-- Start of EXTRACTED MATERIAL --

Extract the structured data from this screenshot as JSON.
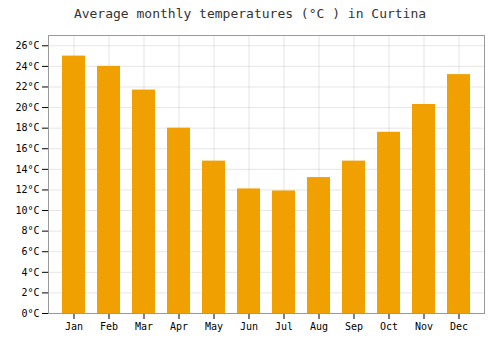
{
  "chart_data": {
    "type": "bar",
    "title": "Average monthly temperatures (°C ) in Curtina",
    "categories": [
      "Jan",
      "Feb",
      "Mar",
      "Apr",
      "May",
      "Jun",
      "Jul",
      "Aug",
      "Sep",
      "Oct",
      "Nov",
      "Dec"
    ],
    "values": [
      25.0,
      24.0,
      21.7,
      18.0,
      14.8,
      12.1,
      11.9,
      13.2,
      14.8,
      17.6,
      20.3,
      23.2
    ],
    "color": "#F0A000",
    "ylim": [
      0,
      27
    ],
    "yticks": [
      {
        "value": 0,
        "label": "0°C"
      },
      {
        "value": 2,
        "label": "2°C"
      },
      {
        "value": 4,
        "label": "4°C"
      },
      {
        "value": 6,
        "label": "6°C"
      },
      {
        "value": 8,
        "label": "8°C"
      },
      {
        "value": 10,
        "label": "10°C"
      },
      {
        "value": 12,
        "label": "12°C"
      },
      {
        "value": 14,
        "label": "14°C"
      },
      {
        "value": 16,
        "label": "16°C"
      },
      {
        "value": 18,
        "label": "18°C"
      },
      {
        "value": 20,
        "label": "20°C"
      },
      {
        "value": 22,
        "label": "22°C"
      },
      {
        "value": 24,
        "label": "24°C"
      },
      {
        "value": 26,
        "label": "26°C"
      }
    ],
    "grid": true
  }
}
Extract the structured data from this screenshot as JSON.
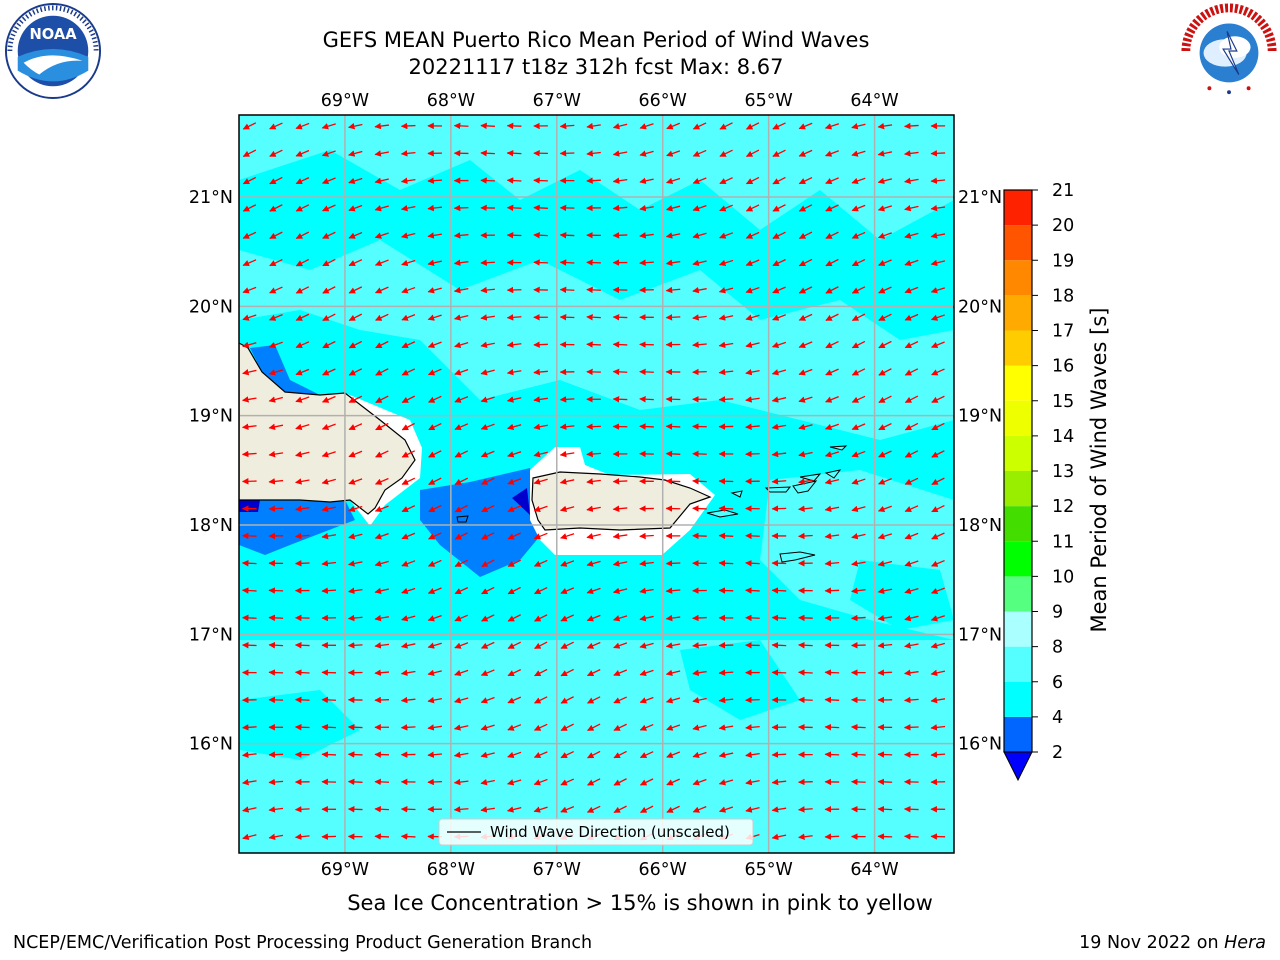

-- End of EXTRACTED MATERIAL --

■ THE TASK
Without including any pictures, please restate all the records exactly.

■ ANSWER TO THIS TASK
Extract the structured data from this screenshot as JSON.
{
  "chart_data": {
    "type": "bar",
    "title": "Average monthly temperatures (°C ) in Curtina",
    "categories": [
      "Jan",
      "Feb",
      "Mar",
      "Apr",
      "May",
      "Jun",
      "Jul",
      "Aug",
      "Sep",
      "Oct",
      "Nov",
      "Dec"
    ],
    "values": [
      25.0,
      24.0,
      21.7,
      18.0,
      14.8,
      12.1,
      11.9,
      13.2,
      14.8,
      17.6,
      20.3,
      23.2
    ],
    "color": "#F0A000",
    "ylim": [
      0,
      27
    ],
    "yticks": [
      {
        "value": 0,
        "label": "0°C"
      },
      {
        "value": 2,
        "label": "2°C"
      },
      {
        "value": 4,
        "label": "4°C"
      },
      {
        "value": 6,
        "label": "6°C"
      },
      {
        "value": 8,
        "label": "8°C"
      },
      {
        "value": 10,
        "label": "10°C"
      },
      {
        "value": 12,
        "label": "12°C"
      },
      {
        "value": 14,
        "label": "14°C"
      },
      {
        "value": 16,
        "label": "16°C"
      },
      {
        "value": 18,
        "label": "18°C"
      },
      {
        "value": 20,
        "label": "20°C"
      },
      {
        "value": 22,
        "label": "22°C"
      },
      {
        "value": 24,
        "label": "24°C"
      },
      {
        "value": 26,
        "label": "26°C"
      }
    ],
    "grid": true
  }
}
Extract the structured data from this screenshot as JSON.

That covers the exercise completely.